*Dataset listings of figures:*
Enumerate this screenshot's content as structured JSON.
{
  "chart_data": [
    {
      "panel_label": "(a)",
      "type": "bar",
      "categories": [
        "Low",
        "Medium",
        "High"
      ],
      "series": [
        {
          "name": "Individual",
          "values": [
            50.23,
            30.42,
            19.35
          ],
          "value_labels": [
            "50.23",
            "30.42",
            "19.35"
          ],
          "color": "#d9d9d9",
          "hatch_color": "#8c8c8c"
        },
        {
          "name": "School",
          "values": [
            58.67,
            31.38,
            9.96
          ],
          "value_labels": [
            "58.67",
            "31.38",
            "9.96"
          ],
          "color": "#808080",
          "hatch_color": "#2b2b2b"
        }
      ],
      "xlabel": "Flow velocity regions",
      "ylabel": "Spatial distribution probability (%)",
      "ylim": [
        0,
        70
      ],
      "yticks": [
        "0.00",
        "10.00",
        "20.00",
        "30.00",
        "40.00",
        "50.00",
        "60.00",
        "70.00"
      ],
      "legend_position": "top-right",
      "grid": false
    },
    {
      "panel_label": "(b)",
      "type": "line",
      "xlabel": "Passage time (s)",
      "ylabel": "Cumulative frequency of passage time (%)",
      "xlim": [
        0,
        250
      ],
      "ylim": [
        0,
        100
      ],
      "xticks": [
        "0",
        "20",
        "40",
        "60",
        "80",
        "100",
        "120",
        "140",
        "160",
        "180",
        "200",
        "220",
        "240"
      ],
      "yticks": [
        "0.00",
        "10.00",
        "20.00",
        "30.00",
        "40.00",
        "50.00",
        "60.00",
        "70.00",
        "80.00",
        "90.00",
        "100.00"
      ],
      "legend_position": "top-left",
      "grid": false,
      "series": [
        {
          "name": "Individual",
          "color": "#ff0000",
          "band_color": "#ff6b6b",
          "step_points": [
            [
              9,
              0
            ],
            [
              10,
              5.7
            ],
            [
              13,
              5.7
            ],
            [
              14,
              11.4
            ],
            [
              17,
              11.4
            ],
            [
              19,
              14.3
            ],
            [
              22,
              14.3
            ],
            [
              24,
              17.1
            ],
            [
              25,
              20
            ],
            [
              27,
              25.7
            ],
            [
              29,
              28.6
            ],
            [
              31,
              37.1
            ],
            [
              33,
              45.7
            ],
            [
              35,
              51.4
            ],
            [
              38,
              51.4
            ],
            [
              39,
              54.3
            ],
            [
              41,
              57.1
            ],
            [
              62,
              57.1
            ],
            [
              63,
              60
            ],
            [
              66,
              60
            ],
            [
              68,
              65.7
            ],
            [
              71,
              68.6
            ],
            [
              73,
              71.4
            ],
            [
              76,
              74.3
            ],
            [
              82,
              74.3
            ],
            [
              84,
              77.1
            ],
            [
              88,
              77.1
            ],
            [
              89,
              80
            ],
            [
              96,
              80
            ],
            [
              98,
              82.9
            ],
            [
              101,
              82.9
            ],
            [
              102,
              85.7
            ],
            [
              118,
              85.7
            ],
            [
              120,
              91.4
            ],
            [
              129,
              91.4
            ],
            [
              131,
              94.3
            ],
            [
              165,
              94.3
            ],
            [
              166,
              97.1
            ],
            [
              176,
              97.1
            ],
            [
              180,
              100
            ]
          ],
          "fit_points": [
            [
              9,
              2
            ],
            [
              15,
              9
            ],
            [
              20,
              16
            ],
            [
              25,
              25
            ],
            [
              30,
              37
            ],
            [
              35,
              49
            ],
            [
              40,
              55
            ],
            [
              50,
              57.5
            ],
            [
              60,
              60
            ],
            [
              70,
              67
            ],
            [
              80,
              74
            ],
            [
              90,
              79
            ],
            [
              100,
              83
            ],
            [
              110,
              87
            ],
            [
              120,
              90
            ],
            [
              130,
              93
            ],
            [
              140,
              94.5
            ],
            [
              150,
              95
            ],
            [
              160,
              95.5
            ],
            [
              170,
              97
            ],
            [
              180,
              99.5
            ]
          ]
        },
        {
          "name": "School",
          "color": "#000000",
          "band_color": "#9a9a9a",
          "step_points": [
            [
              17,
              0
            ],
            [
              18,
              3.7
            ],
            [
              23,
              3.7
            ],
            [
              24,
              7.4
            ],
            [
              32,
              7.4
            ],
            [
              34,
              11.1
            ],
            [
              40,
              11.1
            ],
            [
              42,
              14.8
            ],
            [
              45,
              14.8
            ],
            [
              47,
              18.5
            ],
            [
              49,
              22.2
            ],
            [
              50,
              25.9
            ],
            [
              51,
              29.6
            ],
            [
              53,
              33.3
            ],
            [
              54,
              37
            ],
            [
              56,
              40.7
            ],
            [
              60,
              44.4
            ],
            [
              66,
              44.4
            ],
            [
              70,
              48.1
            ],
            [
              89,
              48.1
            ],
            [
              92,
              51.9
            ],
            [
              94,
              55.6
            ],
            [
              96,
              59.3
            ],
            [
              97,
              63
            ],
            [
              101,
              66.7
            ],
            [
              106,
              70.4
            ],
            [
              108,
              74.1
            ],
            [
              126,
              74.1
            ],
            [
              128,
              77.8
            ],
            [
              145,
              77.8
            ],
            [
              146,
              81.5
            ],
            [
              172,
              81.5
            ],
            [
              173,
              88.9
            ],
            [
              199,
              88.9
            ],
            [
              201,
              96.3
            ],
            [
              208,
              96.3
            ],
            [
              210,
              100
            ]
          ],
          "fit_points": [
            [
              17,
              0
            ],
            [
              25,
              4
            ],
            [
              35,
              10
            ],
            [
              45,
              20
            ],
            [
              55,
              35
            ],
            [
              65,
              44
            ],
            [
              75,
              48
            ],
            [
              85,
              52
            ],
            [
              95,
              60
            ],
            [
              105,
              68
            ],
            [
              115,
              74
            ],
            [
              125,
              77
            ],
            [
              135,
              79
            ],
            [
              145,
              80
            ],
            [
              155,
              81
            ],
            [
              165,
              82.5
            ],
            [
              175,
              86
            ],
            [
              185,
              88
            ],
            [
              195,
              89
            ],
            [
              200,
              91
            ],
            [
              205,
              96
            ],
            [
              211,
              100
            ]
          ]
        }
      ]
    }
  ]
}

*Do this:*
Reproduce all the data word for word.

*Written reply:*
Enumerate this screenshot's content as structured JSON.
{
  "chart_data": [
    {
      "panel_label": "(a)",
      "type": "bar",
      "categories": [
        "Low",
        "Medium",
        "High"
      ],
      "series": [
        {
          "name": "Individual",
          "values": [
            50.23,
            30.42,
            19.35
          ],
          "value_labels": [
            "50.23",
            "30.42",
            "19.35"
          ],
          "color": "#d9d9d9",
          "hatch_color": "#8c8c8c"
        },
        {
          "name": "School",
          "values": [
            58.67,
            31.38,
            9.96
          ],
          "value_labels": [
            "58.67",
            "31.38",
            "9.96"
          ],
          "color": "#808080",
          "hatch_color": "#2b2b2b"
        }
      ],
      "xlabel": "Flow velocity regions",
      "ylabel": "Spatial distribution probability (%)",
      "ylim": [
        0,
        70
      ],
      "yticks": [
        "0.00",
        "10.00",
        "20.00",
        "30.00",
        "40.00",
        "50.00",
        "60.00",
        "70.00"
      ],
      "legend_position": "top-right",
      "grid": false
    },
    {
      "panel_label": "(b)",
      "type": "line",
      "xlabel": "Passage time (s)",
      "ylabel": "Cumulative frequency of passage time (%)",
      "xlim": [
        0,
        250
      ],
      "ylim": [
        0,
        100
      ],
      "xticks": [
        "0",
        "20",
        "40",
        "60",
        "80",
        "100",
        "120",
        "140",
        "160",
        "180",
        "200",
        "220",
        "240"
      ],
      "yticks": [
        "0.00",
        "10.00",
        "20.00",
        "30.00",
        "40.00",
        "50.00",
        "60.00",
        "70.00",
        "80.00",
        "90.00",
        "100.00"
      ],
      "legend_position": "top-left",
      "grid": false,
      "series": [
        {
          "name": "Individual",
          "color": "#ff0000",
          "band_color": "#ff6b6b",
          "step_points": [
            [
              9,
              0
            ],
            [
              10,
              5.7
            ],
            [
              13,
              5.7
            ],
            [
              14,
              11.4
            ],
            [
              17,
              11.4
            ],
            [
              19,
              14.3
            ],
            [
              22,
              14.3
            ],
            [
              24,
              17.1
            ],
            [
              25,
              20
            ],
            [
              27,
              25.7
            ],
            [
              29,
              28.6
            ],
            [
              31,
              37.1
            ],
            [
              33,
              45.7
            ],
            [
              35,
              51.4
            ],
            [
              38,
              51.4
            ],
            [
              39,
              54.3
            ],
            [
              41,
              57.1
            ],
            [
              62,
              57.1
            ],
            [
              63,
              60
            ],
            [
              66,
              60
            ],
            [
              68,
              65.7
            ],
            [
              71,
              68.6
            ],
            [
              73,
              71.4
            ],
            [
              76,
              74.3
            ],
            [
              82,
              74.3
            ],
            [
              84,
              77.1
            ],
            [
              88,
              77.1
            ],
            [
              89,
              80
            ],
            [
              96,
              80
            ],
            [
              98,
              82.9
            ],
            [
              101,
              82.9
            ],
            [
              102,
              85.7
            ],
            [
              118,
              85.7
            ],
            [
              120,
              91.4
            ],
            [
              129,
              91.4
            ],
            [
              131,
              94.3
            ],
            [
              165,
              94.3
            ],
            [
              166,
              97.1
            ],
            [
              176,
              97.1
            ],
            [
              180,
              100
            ]
          ],
          "fit_points": [
            [
              9,
              2
            ],
            [
              15,
              9
            ],
            [
              20,
              16
            ],
            [
              25,
              25
            ],
            [
              30,
              37
            ],
            [
              35,
              49
            ],
            [
              40,
              55
            ],
            [
              50,
              57.5
            ],
            [
              60,
              60
            ],
            [
              70,
              67
            ],
            [
              80,
              74
            ],
            [
              90,
              79
            ],
            [
              100,
              83
            ],
            [
              110,
              87
            ],
            [
              120,
              90
            ],
            [
              130,
              93
            ],
            [
              140,
              94.5
            ],
            [
              150,
              95
            ],
            [
              160,
              95.5
            ],
            [
              170,
              97
            ],
            [
              180,
              99.5
            ]
          ]
        },
        {
          "name": "School",
          "color": "#000000",
          "band_color": "#9a9a9a",
          "step_points": [
            [
              17,
              0
            ],
            [
              18,
              3.7
            ],
            [
              23,
              3.7
            ],
            [
              24,
              7.4
            ],
            [
              32,
              7.4
            ],
            [
              34,
              11.1
            ],
            [
              40,
              11.1
            ],
            [
              42,
              14.8
            ],
            [
              45,
              14.8
            ],
            [
              47,
              18.5
            ],
            [
              49,
              22.2
            ],
            [
              50,
              25.9
            ],
            [
              51,
              29.6
            ],
            [
              53,
              33.3
            ],
            [
              54,
              37
            ],
            [
              56,
              40.7
            ],
            [
              60,
              44.4
            ],
            [
              66,
              44.4
            ],
            [
              70,
              48.1
            ],
            [
              89,
              48.1
            ],
            [
              92,
              51.9
            ],
            [
              94,
              55.6
            ],
            [
              96,
              59.3
            ],
            [
              97,
              63
            ],
            [
              101,
              66.7
            ],
            [
              106,
              70.4
            ],
            [
              108,
              74.1
            ],
            [
              126,
              74.1
            ],
            [
              128,
              77.8
            ],
            [
              145,
              77.8
            ],
            [
              146,
              81.5
            ],
            [
              172,
              81.5
            ],
            [
              173,
              88.9
            ],
            [
              199,
              88.9
            ],
            [
              201,
              96.3
            ],
            [
              208,
              96.3
            ],
            [
              210,
              100
            ]
          ],
          "fit_points": [
            [
              17,
              0
            ],
            [
              25,
              4
            ],
            [
              35,
              10
            ],
            [
              45,
              20
            ],
            [
              55,
              35
            ],
            [
              65,
              44
            ],
            [
              75,
              48
            ],
            [
              85,
              52
            ],
            [
              95,
              60
            ],
            [
              105,
              68
            ],
            [
              115,
              74
            ],
            [
              125,
              77
            ],
            [
              135,
              79
            ],
            [
              145,
              80
            ],
            [
              155,
              81
            ],
            [
              165,
              82.5
            ],
            [
              175,
              86
            ],
            [
              185,
              88
            ],
            [
              195,
              89
            ],
            [
              200,
              91
            ],
            [
              205,
              96
            ],
            [
              211,
              100
            ]
          ]
        }
      ]
    }
  ]
}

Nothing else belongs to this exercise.